> [EXERCISE GOAL]
Reproduce the listing below character for character; drop every image.

> [MATERIAL FOR THIS EXERCISE]
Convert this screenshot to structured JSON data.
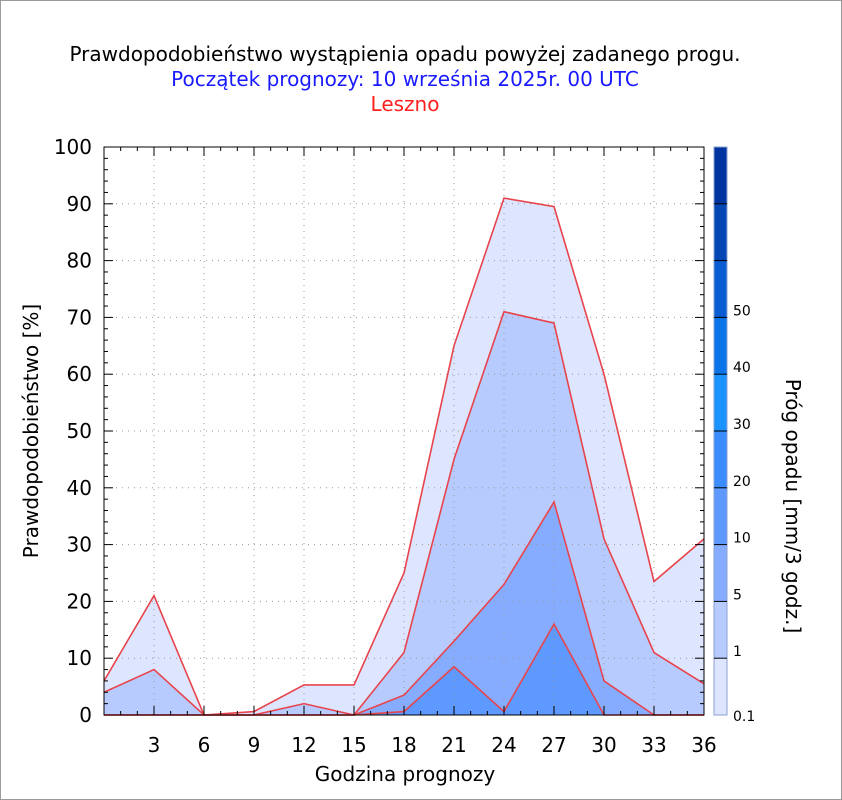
{
  "title": "Prawdopodobieństwo wystąpienia opadu powyżej zadanego progu.",
  "subtitle": "Początek prognozy: 10 września 2025r. 00 UTC",
  "location": "Leszno",
  "colors": {
    "title": "#000000",
    "subtitle": "#1a1aff",
    "location": "#ff2020",
    "series_line": "#e8444c",
    "grid": "#9a9a9a",
    "colorbar": [
      "#dde5ff",
      "#b8cbff",
      "#86acff",
      "#5e99ff",
      "#3a8cff",
      "#1a93ff",
      "#0a74e8",
      "#0a5cd2",
      "#0447b4",
      "#0034a0"
    ]
  },
  "chart_data": {
    "type": "area",
    "xlabel": "Godzina prognozy",
    "ylabel": "Prawdopodobieństwo [%]",
    "xlim": [
      0,
      36
    ],
    "ylim": [
      0,
      100
    ],
    "xticks": [
      "3",
      "6",
      "9",
      "12",
      "15",
      "18",
      "21",
      "24",
      "27",
      "30",
      "33",
      "36"
    ],
    "yticks": [
      "0",
      "10",
      "20",
      "30",
      "40",
      "50",
      "60",
      "70",
      "80",
      "90",
      "100"
    ],
    "grid": true,
    "x": [
      0,
      3,
      6,
      9,
      12,
      15,
      18,
      21,
      24,
      27,
      30,
      33,
      36
    ],
    "series": [
      {
        "threshold": 0.1,
        "color": "#dde5ff",
        "values": [
          6,
          21,
          0,
          0.6,
          5.3,
          5.3,
          25,
          65,
          91,
          89.5,
          60,
          23.5,
          31
        ]
      },
      {
        "threshold": 1,
        "color": "#b8cbff",
        "values": [
          4,
          8,
          0,
          0,
          2,
          0,
          11,
          45,
          71,
          69,
          31,
          11,
          5.5
        ]
      },
      {
        "threshold": 5,
        "color": "#86acff",
        "values": [
          0,
          0,
          0,
          0,
          0,
          0,
          3.5,
          13,
          23,
          37.5,
          6,
          0,
          0
        ]
      },
      {
        "threshold": 10,
        "color": "#5e99ff",
        "values": [
          0,
          0,
          0,
          0,
          0,
          0,
          0.6,
          8.5,
          0.6,
          16,
          0,
          0,
          0
        ]
      }
    ],
    "colorbar": {
      "label": "Próg opadu [mm/3 godz.]",
      "tick_labels": [
        "0.1",
        "1",
        "5",
        "10",
        "20",
        "30",
        "40",
        "50"
      ]
    }
  }
}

> [EXERCISE ANSWER]
Convert this screenshot to structured JSON data.
{
  "title": "Prawdopodobieństwo wystąpienia opadu powyżej zadanego progu.",
  "subtitle": "Początek prognozy: 10 września 2025r. 00 UTC",
  "location": "Leszno",
  "colors": {
    "title": "#000000",
    "subtitle": "#1a1aff",
    "location": "#ff2020",
    "series_line": "#e8444c",
    "grid": "#9a9a9a",
    "colorbar": [
      "#dde5ff",
      "#b8cbff",
      "#86acff",
      "#5e99ff",
      "#3a8cff",
      "#1a93ff",
      "#0a74e8",
      "#0a5cd2",
      "#0447b4",
      "#0034a0"
    ]
  },
  "chart_data": {
    "type": "area",
    "xlabel": "Godzina prognozy",
    "ylabel": "Prawdopodobieństwo [%]",
    "xlim": [
      0,
      36
    ],
    "ylim": [
      0,
      100
    ],
    "xticks": [
      "3",
      "6",
      "9",
      "12",
      "15",
      "18",
      "21",
      "24",
      "27",
      "30",
      "33",
      "36"
    ],
    "yticks": [
      "0",
      "10",
      "20",
      "30",
      "40",
      "50",
      "60",
      "70",
      "80",
      "90",
      "100"
    ],
    "grid": true,
    "x": [
      0,
      3,
      6,
      9,
      12,
      15,
      18,
      21,
      24,
      27,
      30,
      33,
      36
    ],
    "series": [
      {
        "threshold": 0.1,
        "color": "#dde5ff",
        "values": [
          6,
          21,
          0,
          0.6,
          5.3,
          5.3,
          25,
          65,
          91,
          89.5,
          60,
          23.5,
          31
        ]
      },
      {
        "threshold": 1,
        "color": "#b8cbff",
        "values": [
          4,
          8,
          0,
          0,
          2,
          0,
          11,
          45,
          71,
          69,
          31,
          11,
          5.5
        ]
      },
      {
        "threshold": 5,
        "color": "#86acff",
        "values": [
          0,
          0,
          0,
          0,
          0,
          0,
          3.5,
          13,
          23,
          37.5,
          6,
          0,
          0
        ]
      },
      {
        "threshold": 10,
        "color": "#5e99ff",
        "values": [
          0,
          0,
          0,
          0,
          0,
          0,
          0.6,
          8.5,
          0.6,
          16,
          0,
          0,
          0
        ]
      }
    ],
    "colorbar": {
      "label": "Próg opadu [mm/3 godz.]",
      "tick_labels": [
        "0.1",
        "1",
        "5",
        "10",
        "20",
        "30",
        "40",
        "50"
      ]
    }
  }
}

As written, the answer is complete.